**The data**

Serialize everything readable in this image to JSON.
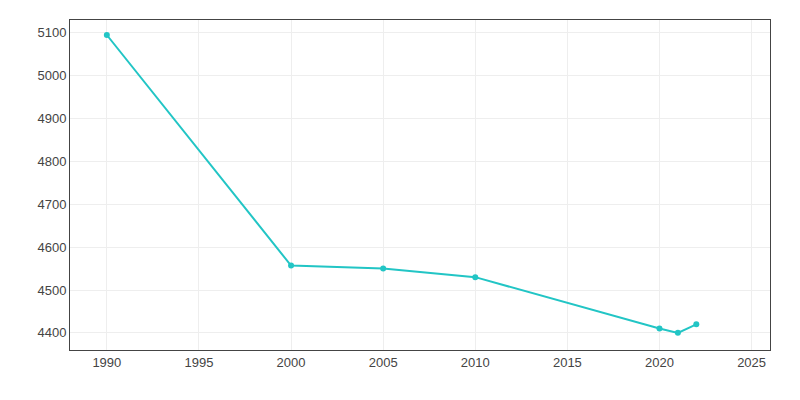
{
  "chart_data": {
    "type": "line",
    "x": [
      1990,
      2000,
      2005,
      2010,
      2020,
      2021,
      2022
    ],
    "values": [
      5095,
      4557,
      4550,
      4530,
      4410,
      4400,
      4420
    ],
    "color": "#22c5c5",
    "marker": "circle",
    "xlim": [
      1988,
      2026
    ],
    "ylim": [
      4360,
      5130
    ],
    "xticks": [
      1990,
      1995,
      2000,
      2005,
      2010,
      2015,
      2020,
      2025
    ],
    "yticks": [
      4400,
      4500,
      4600,
      4700,
      4800,
      4900,
      5000,
      5100
    ],
    "grid": true
  }
}
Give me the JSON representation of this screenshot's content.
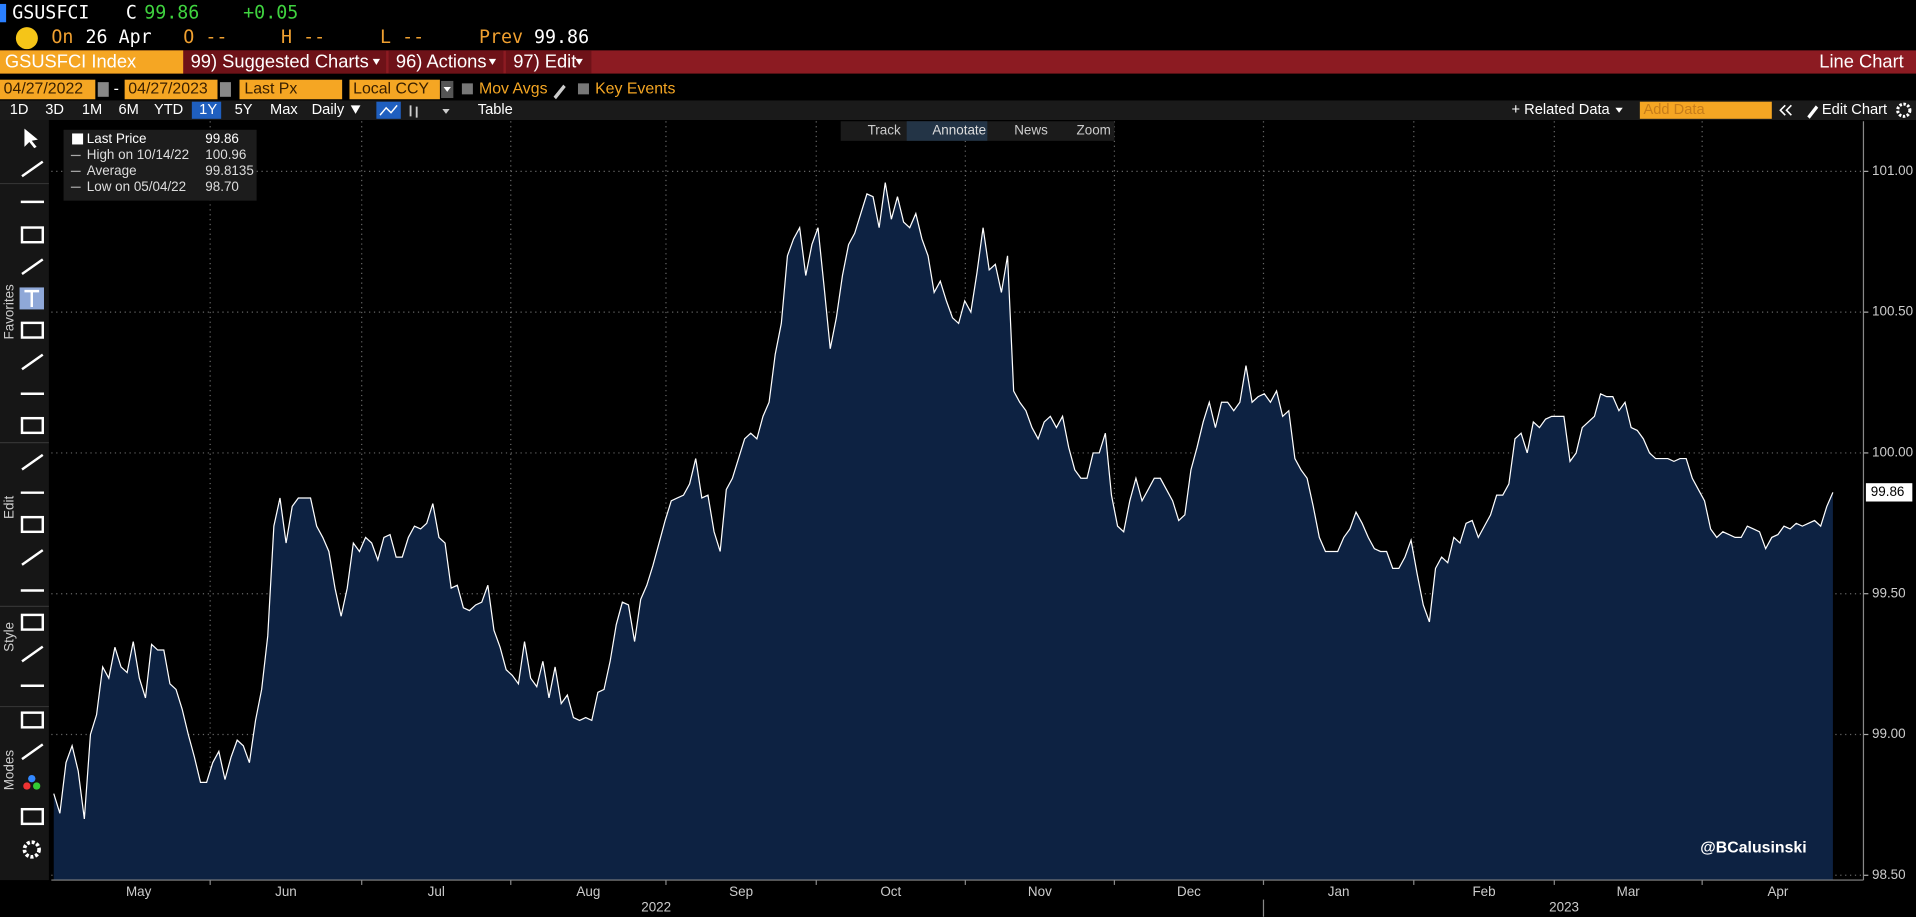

**Work to complete**
Copy all of the entries verbatim, leaving out any pictures they contain.

**Task response**
Serialize everything readable in this image to JSON.
{
  "chart_data": {
    "type": "line",
    "x": [
      1990,
      2000,
      2005,
      2010,
      2020,
      2021,
      2022
    ],
    "values": [
      5095,
      4557,
      4550,
      4530,
      4410,
      4400,
      4420
    ],
    "color": "#22c5c5",
    "marker": "circle",
    "xlim": [
      1988,
      2026
    ],
    "ylim": [
      4360,
      5130
    ],
    "xticks": [
      1990,
      1995,
      2000,
      2005,
      2010,
      2015,
      2020,
      2025
    ],
    "yticks": [
      4400,
      4500,
      4600,
      4700,
      4800,
      4900,
      5000,
      5100
    ],
    "grid": true
  }
}
Give me the JSON representation of this screenshot's content.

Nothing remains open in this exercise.